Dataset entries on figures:
::::

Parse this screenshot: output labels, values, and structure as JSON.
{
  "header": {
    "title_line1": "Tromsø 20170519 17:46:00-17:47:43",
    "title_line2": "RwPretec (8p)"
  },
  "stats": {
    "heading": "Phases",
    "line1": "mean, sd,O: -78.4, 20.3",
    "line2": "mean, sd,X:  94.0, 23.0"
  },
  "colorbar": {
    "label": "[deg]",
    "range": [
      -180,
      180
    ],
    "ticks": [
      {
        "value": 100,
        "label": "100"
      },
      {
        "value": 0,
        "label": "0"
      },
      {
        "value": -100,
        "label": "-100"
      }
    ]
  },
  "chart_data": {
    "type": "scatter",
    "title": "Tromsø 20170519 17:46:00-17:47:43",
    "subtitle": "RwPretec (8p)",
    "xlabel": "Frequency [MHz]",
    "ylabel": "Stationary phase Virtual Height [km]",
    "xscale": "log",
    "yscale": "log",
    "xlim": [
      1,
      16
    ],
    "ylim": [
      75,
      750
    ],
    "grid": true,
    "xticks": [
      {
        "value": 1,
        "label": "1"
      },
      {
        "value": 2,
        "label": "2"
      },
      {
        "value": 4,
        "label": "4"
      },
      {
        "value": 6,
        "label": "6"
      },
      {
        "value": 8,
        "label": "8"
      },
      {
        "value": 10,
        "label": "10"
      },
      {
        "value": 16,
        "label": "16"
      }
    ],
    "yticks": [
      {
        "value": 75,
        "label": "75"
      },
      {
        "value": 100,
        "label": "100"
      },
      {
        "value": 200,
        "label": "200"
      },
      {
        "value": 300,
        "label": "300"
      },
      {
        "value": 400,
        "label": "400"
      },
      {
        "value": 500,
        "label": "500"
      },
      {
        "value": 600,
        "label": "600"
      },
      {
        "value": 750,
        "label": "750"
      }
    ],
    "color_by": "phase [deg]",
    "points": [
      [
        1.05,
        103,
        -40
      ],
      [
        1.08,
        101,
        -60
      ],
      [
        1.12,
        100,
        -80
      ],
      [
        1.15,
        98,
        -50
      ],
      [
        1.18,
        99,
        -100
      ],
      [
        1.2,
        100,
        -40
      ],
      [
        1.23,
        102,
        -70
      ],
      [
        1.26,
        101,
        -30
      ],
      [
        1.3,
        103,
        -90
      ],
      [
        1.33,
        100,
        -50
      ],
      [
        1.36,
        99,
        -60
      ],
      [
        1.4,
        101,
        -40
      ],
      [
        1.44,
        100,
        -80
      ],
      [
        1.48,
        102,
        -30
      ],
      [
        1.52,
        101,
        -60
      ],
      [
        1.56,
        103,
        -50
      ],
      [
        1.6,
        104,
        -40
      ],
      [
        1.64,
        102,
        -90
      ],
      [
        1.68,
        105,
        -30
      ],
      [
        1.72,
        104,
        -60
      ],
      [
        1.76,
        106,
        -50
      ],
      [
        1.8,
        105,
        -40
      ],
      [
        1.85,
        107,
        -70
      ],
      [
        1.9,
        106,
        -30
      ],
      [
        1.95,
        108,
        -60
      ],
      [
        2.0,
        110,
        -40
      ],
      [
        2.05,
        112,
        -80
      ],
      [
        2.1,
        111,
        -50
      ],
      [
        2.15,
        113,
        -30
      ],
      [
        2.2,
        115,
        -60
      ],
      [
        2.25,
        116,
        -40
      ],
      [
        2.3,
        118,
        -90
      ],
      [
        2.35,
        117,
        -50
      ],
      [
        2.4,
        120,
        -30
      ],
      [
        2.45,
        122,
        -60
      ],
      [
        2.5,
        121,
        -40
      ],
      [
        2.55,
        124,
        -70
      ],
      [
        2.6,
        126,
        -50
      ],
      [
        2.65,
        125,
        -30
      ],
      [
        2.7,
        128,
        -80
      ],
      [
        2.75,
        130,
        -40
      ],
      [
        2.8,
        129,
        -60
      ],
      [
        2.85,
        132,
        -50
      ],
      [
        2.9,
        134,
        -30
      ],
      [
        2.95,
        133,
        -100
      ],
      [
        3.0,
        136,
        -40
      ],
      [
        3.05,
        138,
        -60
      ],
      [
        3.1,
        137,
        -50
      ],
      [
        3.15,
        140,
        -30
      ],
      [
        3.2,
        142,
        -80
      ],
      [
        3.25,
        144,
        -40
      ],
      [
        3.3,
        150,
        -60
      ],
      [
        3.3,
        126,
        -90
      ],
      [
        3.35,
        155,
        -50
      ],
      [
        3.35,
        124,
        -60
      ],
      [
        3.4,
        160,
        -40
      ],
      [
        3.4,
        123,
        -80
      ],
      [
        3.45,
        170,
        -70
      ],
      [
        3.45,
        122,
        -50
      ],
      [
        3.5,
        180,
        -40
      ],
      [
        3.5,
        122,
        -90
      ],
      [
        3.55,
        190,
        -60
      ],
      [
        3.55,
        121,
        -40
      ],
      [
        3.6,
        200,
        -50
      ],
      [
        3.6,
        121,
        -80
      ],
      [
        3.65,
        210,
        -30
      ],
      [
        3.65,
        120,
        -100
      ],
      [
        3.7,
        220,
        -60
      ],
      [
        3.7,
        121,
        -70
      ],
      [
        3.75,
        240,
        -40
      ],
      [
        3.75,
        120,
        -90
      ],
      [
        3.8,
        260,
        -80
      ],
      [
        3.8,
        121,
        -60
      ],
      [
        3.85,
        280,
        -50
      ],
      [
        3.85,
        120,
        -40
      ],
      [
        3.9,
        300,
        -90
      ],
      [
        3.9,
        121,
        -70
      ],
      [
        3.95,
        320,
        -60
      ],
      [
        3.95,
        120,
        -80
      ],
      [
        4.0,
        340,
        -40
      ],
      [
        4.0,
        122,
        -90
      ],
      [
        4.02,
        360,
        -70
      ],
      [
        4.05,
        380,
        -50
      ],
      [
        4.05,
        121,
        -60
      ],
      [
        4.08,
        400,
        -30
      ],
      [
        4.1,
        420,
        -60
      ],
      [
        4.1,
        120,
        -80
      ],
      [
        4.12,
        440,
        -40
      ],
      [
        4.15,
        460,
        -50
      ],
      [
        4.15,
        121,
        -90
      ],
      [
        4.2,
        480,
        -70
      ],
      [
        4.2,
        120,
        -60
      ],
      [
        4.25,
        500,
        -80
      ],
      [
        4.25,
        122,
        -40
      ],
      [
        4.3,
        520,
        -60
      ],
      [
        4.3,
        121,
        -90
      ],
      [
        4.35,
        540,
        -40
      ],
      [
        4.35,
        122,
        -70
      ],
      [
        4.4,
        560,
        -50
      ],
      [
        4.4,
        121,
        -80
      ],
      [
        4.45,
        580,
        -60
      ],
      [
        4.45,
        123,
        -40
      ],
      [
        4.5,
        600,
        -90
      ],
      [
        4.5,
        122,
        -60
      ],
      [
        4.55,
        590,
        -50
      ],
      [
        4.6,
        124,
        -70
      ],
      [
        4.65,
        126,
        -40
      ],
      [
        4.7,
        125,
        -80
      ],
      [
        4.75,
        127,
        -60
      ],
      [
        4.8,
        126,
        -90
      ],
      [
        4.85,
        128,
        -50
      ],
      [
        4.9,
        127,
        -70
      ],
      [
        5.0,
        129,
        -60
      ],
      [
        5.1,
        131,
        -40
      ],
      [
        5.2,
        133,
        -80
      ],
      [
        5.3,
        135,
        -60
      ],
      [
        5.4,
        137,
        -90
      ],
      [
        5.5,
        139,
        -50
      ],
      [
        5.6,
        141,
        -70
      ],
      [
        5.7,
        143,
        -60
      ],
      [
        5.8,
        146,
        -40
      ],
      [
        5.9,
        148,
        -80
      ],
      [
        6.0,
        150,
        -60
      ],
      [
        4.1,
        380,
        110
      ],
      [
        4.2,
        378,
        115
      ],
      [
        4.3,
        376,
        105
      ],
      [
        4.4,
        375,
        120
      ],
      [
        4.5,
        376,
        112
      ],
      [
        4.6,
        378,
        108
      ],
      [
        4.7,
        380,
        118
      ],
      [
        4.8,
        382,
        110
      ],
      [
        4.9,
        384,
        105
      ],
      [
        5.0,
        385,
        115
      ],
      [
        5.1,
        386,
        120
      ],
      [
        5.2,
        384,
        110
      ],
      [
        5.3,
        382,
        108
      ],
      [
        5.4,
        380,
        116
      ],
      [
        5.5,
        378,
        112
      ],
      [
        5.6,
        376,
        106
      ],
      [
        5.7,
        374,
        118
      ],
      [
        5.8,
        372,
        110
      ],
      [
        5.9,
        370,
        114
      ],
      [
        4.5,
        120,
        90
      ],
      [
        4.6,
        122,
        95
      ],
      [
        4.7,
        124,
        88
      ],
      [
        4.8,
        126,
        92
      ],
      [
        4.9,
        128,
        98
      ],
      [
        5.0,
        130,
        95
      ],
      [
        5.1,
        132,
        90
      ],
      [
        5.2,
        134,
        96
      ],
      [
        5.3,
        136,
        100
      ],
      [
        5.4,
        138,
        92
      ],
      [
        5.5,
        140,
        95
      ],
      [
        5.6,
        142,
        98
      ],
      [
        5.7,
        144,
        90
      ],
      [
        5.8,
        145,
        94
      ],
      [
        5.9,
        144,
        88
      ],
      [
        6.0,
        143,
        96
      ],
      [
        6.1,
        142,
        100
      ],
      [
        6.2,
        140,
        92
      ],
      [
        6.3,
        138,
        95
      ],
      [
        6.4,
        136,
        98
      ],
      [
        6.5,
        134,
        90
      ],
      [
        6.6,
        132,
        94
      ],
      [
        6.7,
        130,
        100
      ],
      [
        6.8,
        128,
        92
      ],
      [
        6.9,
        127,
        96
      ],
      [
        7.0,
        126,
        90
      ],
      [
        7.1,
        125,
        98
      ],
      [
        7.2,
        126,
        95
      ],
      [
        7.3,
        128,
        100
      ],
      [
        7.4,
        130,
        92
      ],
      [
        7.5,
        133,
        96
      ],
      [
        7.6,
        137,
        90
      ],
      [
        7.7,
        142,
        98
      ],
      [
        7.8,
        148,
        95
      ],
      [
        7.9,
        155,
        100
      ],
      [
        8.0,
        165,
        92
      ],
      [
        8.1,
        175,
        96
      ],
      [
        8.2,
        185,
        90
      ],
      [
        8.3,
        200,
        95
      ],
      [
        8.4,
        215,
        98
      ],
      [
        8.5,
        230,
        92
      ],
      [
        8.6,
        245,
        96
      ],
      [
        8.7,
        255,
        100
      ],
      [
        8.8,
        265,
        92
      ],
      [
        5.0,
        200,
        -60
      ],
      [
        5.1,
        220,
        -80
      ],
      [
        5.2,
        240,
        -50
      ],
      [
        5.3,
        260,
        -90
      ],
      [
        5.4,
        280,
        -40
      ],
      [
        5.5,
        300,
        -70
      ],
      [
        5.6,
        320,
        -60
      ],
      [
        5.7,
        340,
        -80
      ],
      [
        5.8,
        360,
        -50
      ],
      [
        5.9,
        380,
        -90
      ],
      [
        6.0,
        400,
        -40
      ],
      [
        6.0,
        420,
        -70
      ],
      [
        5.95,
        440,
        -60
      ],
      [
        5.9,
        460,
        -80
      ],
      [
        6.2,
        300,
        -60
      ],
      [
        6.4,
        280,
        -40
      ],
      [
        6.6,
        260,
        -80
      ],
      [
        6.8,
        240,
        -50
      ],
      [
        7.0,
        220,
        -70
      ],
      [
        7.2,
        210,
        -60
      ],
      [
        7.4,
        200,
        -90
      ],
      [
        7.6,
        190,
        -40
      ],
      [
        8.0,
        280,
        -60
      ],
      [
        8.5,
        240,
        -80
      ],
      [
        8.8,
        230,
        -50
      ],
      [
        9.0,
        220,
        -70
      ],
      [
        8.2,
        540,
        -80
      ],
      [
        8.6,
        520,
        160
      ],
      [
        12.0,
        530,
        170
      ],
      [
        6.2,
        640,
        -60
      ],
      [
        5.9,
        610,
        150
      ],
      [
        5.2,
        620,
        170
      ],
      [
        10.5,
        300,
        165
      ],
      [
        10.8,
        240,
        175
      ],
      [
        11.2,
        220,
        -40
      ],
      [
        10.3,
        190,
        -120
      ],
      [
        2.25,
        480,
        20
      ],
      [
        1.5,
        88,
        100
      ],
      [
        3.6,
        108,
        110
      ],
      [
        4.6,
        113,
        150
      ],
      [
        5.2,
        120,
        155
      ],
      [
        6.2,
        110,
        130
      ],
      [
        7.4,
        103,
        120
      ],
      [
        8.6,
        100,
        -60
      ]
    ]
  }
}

::::

» **WHAT THE TASK ASKS**
Every line of the records that includes the word "Tromsø" should be gathered.

» **ANSWER**
    "title_line1": "Tromsø 20170519 17:46:00-17:47:43",
    "title": "Tromsø 20170519 17:46:00-17:47:43",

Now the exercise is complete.